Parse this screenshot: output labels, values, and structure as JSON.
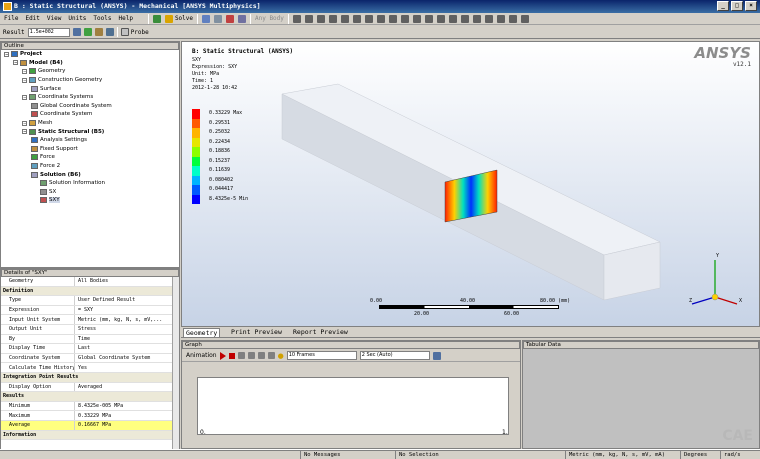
{
  "window": {
    "title": "B : Static Structural (ANSYS) - Mechanical [ANSYS Multiphysics]",
    "controls": [
      "_",
      "□",
      "×"
    ]
  },
  "menu": [
    "File",
    "Edit",
    "View",
    "Units",
    "Tools",
    "Help"
  ],
  "toolbar": {
    "solve_label": "Solve",
    "result_label": "Result",
    "result_scale": "1.5e+002 (Auto Scale)",
    "probe_label": "Probe",
    "any_body_label": "Any Body"
  },
  "outline": {
    "title": "Outline",
    "items": [
      {
        "label": "Project",
        "level": 0,
        "bold": true
      },
      {
        "label": "Model (B4)",
        "level": 1,
        "bold": true
      },
      {
        "label": "Geometry",
        "level": 2
      },
      {
        "label": "Construction Geometry",
        "level": 2
      },
      {
        "label": "Surface",
        "level": 3
      },
      {
        "label": "Coordinate Systems",
        "level": 2
      },
      {
        "label": "Global Coordinate System",
        "level": 3
      },
      {
        "label": "Coordinate System",
        "level": 3
      },
      {
        "label": "Mesh",
        "level": 2
      },
      {
        "label": "Static Structural (B5)",
        "level": 2,
        "bold": true
      },
      {
        "label": "Analysis Settings",
        "level": 3
      },
      {
        "label": "Fixed Support",
        "level": 3
      },
      {
        "label": "Force",
        "level": 3
      },
      {
        "label": "Force 2",
        "level": 3
      },
      {
        "label": "Solution (B6)",
        "level": 3,
        "bold": true
      },
      {
        "label": "Solution Information",
        "level": 4
      },
      {
        "label": "SX",
        "level": 4
      },
      {
        "label": "SXY",
        "level": 4
      }
    ]
  },
  "details": {
    "title": "Details of \"SXY\"",
    "rows": [
      {
        "k": "Geometry",
        "v": "All Bodies"
      },
      {
        "group": "Definition"
      },
      {
        "k": "Type",
        "v": "User Defined Result"
      },
      {
        "k": "Expression",
        "v": "= SXY"
      },
      {
        "k": "Input Unit System",
        "v": "Metric (mm, kg, N, s, mV,..."
      },
      {
        "k": "Output Unit",
        "v": "Stress"
      },
      {
        "k": "By",
        "v": "Time"
      },
      {
        "k": "Display Time",
        "v": "Last"
      },
      {
        "k": "Coordinate System",
        "v": "Global Coordinate System"
      },
      {
        "k": "Calculate Time History",
        "v": "Yes"
      },
      {
        "group": "Integration Point Results"
      },
      {
        "k": "Display Option",
        "v": "Averaged"
      },
      {
        "group": "Results"
      },
      {
        "k": "Minimum",
        "v": "8.4325e-005 MPa"
      },
      {
        "k": "Maximum",
        "v": "0.33229 MPa"
      },
      {
        "k": "Average",
        "v": "0.16667 MPa",
        "hl": true
      },
      {
        "group": "Information"
      }
    ]
  },
  "viewport": {
    "heading": "B: Static Structural (ANSYS)",
    "result": "SXY",
    "expression": "Expression: SXY",
    "unit": "Unit: MPa",
    "time": "Time: 1",
    "date": "2012-1-28 10:42",
    "logo": "ANSYS",
    "version": "v12.1",
    "legend": [
      {
        "label": "0.33229 Max",
        "color": "#ff0000"
      },
      {
        "label": "0.29531",
        "color": "#ff5a00"
      },
      {
        "label": "0.25032",
        "color": "#ffb400"
      },
      {
        "label": "0.22434",
        "color": "#e6e600"
      },
      {
        "label": "0.18836",
        "color": "#8cff00"
      },
      {
        "label": "0.15237",
        "color": "#00ff3c"
      },
      {
        "label": "0.11639",
        "color": "#00ffc8"
      },
      {
        "label": "0.080402",
        "color": "#00b4ff"
      },
      {
        "label": "0.044417",
        "color": "#005aff"
      },
      {
        "label": "8.4325e-5 Min",
        "color": "#0000ff"
      }
    ],
    "scale": {
      "top": [
        "0.00",
        "40.00",
        "80.00 (mm)"
      ],
      "bottom": [
        "20.00",
        "60.00"
      ]
    },
    "axes": [
      "X",
      "Y",
      "Z"
    ]
  },
  "tabs": [
    "Geometry",
    "Print Preview",
    "Report Preview"
  ],
  "graph": {
    "title": "Graph",
    "animation_label": "Animation",
    "frames": "10 Frames",
    "duration": "2 Sec (Auto)",
    "x_start": "0.",
    "x_end": "1."
  },
  "tabular": {
    "title": "Tabular Data"
  },
  "status": {
    "messages": "No Messages",
    "selection": "No Selection",
    "units": "Metric (mm, kg, N, s, mV, mA)",
    "degrees": "Degrees",
    "rads": "rad/s"
  },
  "watermark": "CAE"
}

Task details:
Search the data above for the word "Static", then gather each line in which it appears.

Exercise result:
    "title": "B : Static Structural (ANSYS) - Mechanical [ANSYS Multiphysics]",
        "label": "Static Structural (B5)",
    "heading": "B: Static Structural (ANSYS)",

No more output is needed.